■ Provided material
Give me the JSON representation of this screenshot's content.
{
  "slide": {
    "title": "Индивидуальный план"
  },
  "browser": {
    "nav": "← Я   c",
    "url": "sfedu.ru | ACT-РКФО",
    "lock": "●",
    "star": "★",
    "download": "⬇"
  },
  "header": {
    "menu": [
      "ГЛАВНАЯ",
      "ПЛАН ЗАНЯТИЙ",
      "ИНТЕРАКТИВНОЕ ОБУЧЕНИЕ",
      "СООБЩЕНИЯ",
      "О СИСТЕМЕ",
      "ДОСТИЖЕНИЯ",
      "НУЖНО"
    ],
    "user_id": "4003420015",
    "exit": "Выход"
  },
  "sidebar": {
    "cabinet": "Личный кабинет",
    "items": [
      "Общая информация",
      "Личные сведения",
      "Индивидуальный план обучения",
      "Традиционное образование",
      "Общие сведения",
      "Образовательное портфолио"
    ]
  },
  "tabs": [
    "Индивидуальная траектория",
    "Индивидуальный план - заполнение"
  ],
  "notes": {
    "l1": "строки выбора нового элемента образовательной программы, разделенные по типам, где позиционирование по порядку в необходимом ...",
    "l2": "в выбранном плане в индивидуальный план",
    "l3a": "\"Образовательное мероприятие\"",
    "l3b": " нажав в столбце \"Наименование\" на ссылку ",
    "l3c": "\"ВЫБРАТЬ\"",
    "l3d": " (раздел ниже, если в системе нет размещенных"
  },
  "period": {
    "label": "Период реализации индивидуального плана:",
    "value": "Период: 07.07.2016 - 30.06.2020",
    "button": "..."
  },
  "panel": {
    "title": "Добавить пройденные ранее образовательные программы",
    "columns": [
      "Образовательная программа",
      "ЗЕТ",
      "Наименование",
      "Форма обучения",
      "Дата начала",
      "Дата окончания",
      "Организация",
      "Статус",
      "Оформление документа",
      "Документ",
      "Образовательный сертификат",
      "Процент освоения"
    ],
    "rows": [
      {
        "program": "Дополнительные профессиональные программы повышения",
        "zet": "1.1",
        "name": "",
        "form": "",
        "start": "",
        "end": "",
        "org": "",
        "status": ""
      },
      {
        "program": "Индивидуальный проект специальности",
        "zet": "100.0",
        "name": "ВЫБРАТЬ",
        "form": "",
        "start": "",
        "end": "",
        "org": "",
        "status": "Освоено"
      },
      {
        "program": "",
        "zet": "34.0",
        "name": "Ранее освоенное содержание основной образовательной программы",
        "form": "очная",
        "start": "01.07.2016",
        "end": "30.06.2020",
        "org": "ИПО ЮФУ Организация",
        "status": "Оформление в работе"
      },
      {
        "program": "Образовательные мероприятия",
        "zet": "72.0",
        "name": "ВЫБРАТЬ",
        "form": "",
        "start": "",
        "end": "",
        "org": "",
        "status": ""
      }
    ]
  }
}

■ Task description
Track down every line holding the string "Наименование" and copy it.

■ Expected answer
    "l3b": " нажав в столбце \"Наименование\" на ссылку ",
      "Наименование",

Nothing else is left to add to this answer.